-------- Entries provided

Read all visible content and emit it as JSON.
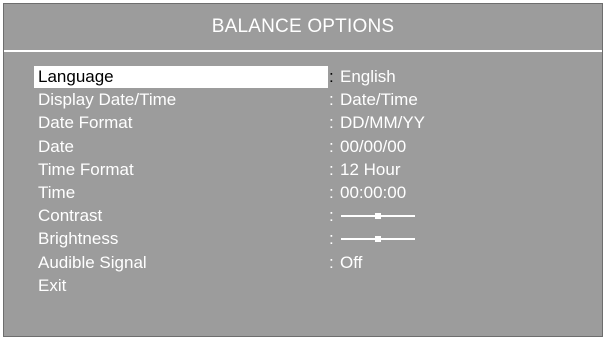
{
  "header": {
    "title": "BALANCE OPTIONS"
  },
  "menu": {
    "separator": ":",
    "items": [
      {
        "label": "Language",
        "value": "English",
        "selected": true
      },
      {
        "label": "Display Date/Time",
        "value": "Date/Time"
      },
      {
        "label": "Date Format",
        "value": "DD/MM/YY"
      },
      {
        "label": "Date",
        "value": "00/00/00"
      },
      {
        "label": "Time Format",
        "value": "12 Hour"
      },
      {
        "label": "Time",
        "value": "00:00:00"
      },
      {
        "label": "Contrast",
        "slider_level": 0.5
      },
      {
        "label": "Brightness",
        "slider_level": 0.5
      },
      {
        "label": "Audible Signal",
        "value": "Off"
      },
      {
        "label": "Exit"
      }
    ]
  },
  "colors": {
    "background": "#9c9c9c",
    "text": "#ffffff",
    "highlight": "#ffffff"
  }
}
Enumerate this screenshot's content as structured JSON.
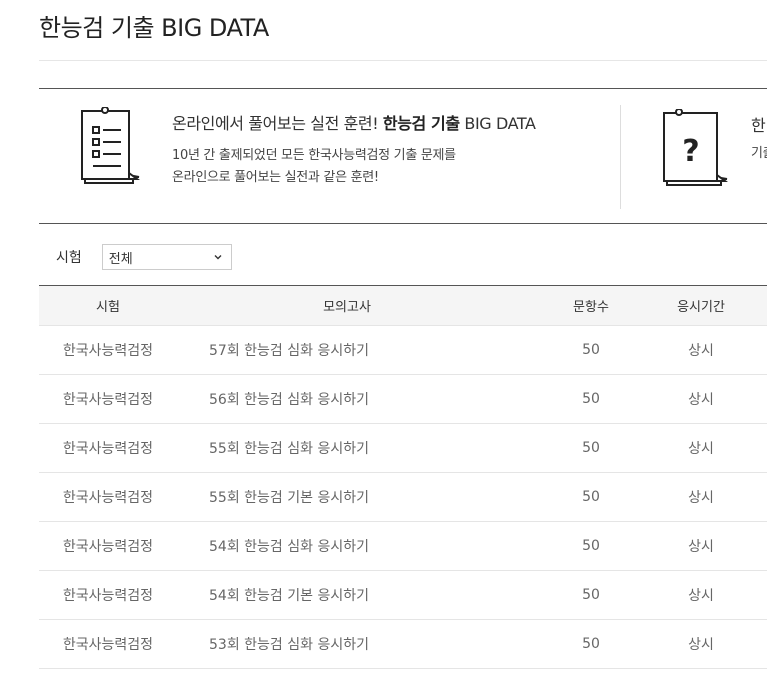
{
  "page": {
    "title": "한능검 기출 BIG DATA"
  },
  "banner": {
    "cards": [
      {
        "headline_prefix": "온라인에서 풀어보는 실전 훈련! ",
        "headline_bold": "한능검 기출",
        "headline_suffix": " BIG DATA",
        "desc_line1": "10년 간 출제되었던 모든 한국사능력검정 기출 문제를",
        "desc_line2": "온라인으로 풀어보는 실전과 같은 훈련!",
        "icon": "document-list-icon"
      },
      {
        "headline": "한",
        "desc": "기출",
        "icon": "question-document-icon"
      }
    ]
  },
  "filter": {
    "label": "시험",
    "selected": "전체"
  },
  "table": {
    "headers": [
      "시험",
      "모의고사",
      "문항수",
      "응시기간"
    ],
    "rows": [
      {
        "exam": "한국사능력검정",
        "mock": "57회 한능검 심화 응시하기",
        "count": "50",
        "period": "상시"
      },
      {
        "exam": "한국사능력검정",
        "mock": "56회 한능검 심화 응시하기",
        "count": "50",
        "period": "상시"
      },
      {
        "exam": "한국사능력검정",
        "mock": "55회 한능검 심화 응시하기",
        "count": "50",
        "period": "상시"
      },
      {
        "exam": "한국사능력검정",
        "mock": "55회 한능검 기본 응시하기",
        "count": "50",
        "period": "상시"
      },
      {
        "exam": "한국사능력검정",
        "mock": "54회 한능검 심화 응시하기",
        "count": "50",
        "period": "상시"
      },
      {
        "exam": "한국사능력검정",
        "mock": "54회 한능검 기본 응시하기",
        "count": "50",
        "period": "상시"
      },
      {
        "exam": "한국사능력검정",
        "mock": "53회 한능검 심화 응시하기",
        "count": "50",
        "period": "상시"
      }
    ]
  }
}
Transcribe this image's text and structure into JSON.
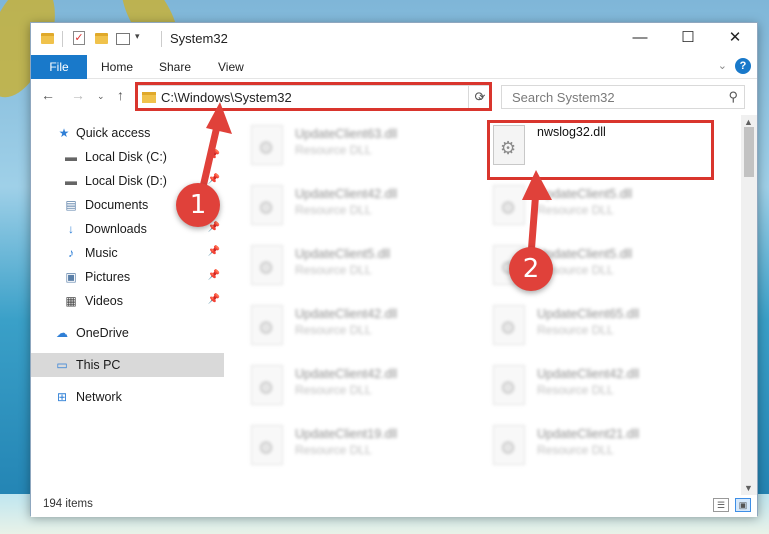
{
  "window": {
    "title": "System32"
  },
  "window_controls": {
    "minimize": "—",
    "maximize": "☐",
    "close": "✕"
  },
  "ribbon": {
    "file": "File",
    "home": "Home",
    "share": "Share",
    "view": "View",
    "help": "?"
  },
  "address": {
    "path": "C:\\Windows\\System32"
  },
  "search": {
    "placeholder": "Search System32"
  },
  "sidebar": {
    "items": [
      {
        "label": "Quick access",
        "icon": "star-icon",
        "pinned": false
      },
      {
        "label": "Local Disk (C:)",
        "icon": "drive-icon",
        "pinned": true
      },
      {
        "label": "Local Disk (D:)",
        "icon": "drive-icon",
        "pinned": true
      },
      {
        "label": "Documents",
        "icon": "documents-icon",
        "pinned": true
      },
      {
        "label": "Downloads",
        "icon": "download-icon",
        "pinned": true
      },
      {
        "label": "Music",
        "icon": "music-icon",
        "pinned": true
      },
      {
        "label": "Pictures",
        "icon": "pictures-icon",
        "pinned": true
      },
      {
        "label": "Videos",
        "icon": "videos-icon",
        "pinned": true
      },
      {
        "label": "OneDrive",
        "icon": "cloud-icon",
        "pinned": false
      },
      {
        "label": "This PC",
        "icon": "computer-icon",
        "pinned": false,
        "selected": true
      },
      {
        "label": "Network",
        "icon": "network-icon",
        "pinned": false
      }
    ]
  },
  "files": {
    "col1": [
      {
        "name": "UpdateClient63.dll",
        "type": "Resource DLL"
      },
      {
        "name": "UpdateClient42.dll",
        "type": "Resource DLL"
      },
      {
        "name": "UpdateClient5.dll",
        "type": "Resource DLL"
      },
      {
        "name": "UpdateClient42.dll",
        "type": "Resource DLL"
      },
      {
        "name": "UpdateClient42.dll",
        "type": "Resource DLL"
      },
      {
        "name": "UpdateClient19.dll",
        "type": "Resource DLL"
      }
    ],
    "col2": [
      {
        "name": "nwslog32.dll",
        "type": "",
        "highlighted": true
      },
      {
        "name": "UpdateClient5.dll",
        "type": "Resource DLL"
      },
      {
        "name": "UpdateClient5.dll",
        "type": "Resource DLL"
      },
      {
        "name": "UpdateClient65.dll",
        "type": "Resource DLL"
      },
      {
        "name": "UpdateClient42.dll",
        "type": "Resource DLL"
      },
      {
        "name": "UpdateClient21.dll",
        "type": "Resource DLL"
      }
    ]
  },
  "status": {
    "items": "194 items"
  },
  "annotations": {
    "step1": "1",
    "step2": "2",
    "color": "#e0413a",
    "highlight_color": "#d9352d"
  }
}
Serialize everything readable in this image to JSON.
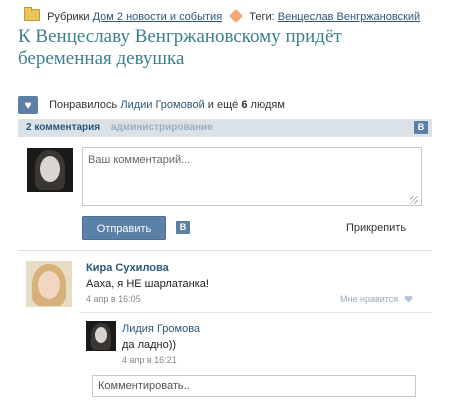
{
  "meta": {
    "rubric_label": "Рубрики",
    "rubric_link": "Дом 2 новости и события",
    "tags_label": "Теги:",
    "tag_link": "Венцеслав Венгржановский"
  },
  "article": {
    "title": "К Венцеславу Венгржановскому придёт беременная девушка"
  },
  "likes": {
    "prefix": "Понравилось",
    "user": "Лидии Громовой",
    "and_more": "и ещё",
    "count": "6",
    "suffix": "людям"
  },
  "tabs": {
    "comments": "2 комментария",
    "admin": "администрирование",
    "vk_label": "В"
  },
  "compose": {
    "placeholder": "Ваш комментарий...",
    "send_label": "Отправить",
    "vk_label": "В",
    "attach_label": "Прикрепить"
  },
  "comments": [
    {
      "author": "Кира Сухилова",
      "text": "Аахa, я НЕ шарлатанка!",
      "date": "4 апр в 16:05",
      "like_label": "Мне нравится"
    },
    {
      "author": "Лидия Громова",
      "text": "да ладно))",
      "date": "4 апр в 16:21"
    }
  ],
  "reply": {
    "placeholder": "Комментировать.."
  },
  "colors": {
    "accent": "#2b587a",
    "title": "#3d7e8c",
    "button": "#5b81a8",
    "tab_bar": "#dae2e8"
  }
}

----------------

• Work to do: List every line above that contains the word "Local".

• Right answer:
        "label": "Local Disk (C:)",
        "label": "Local Disk (D:)",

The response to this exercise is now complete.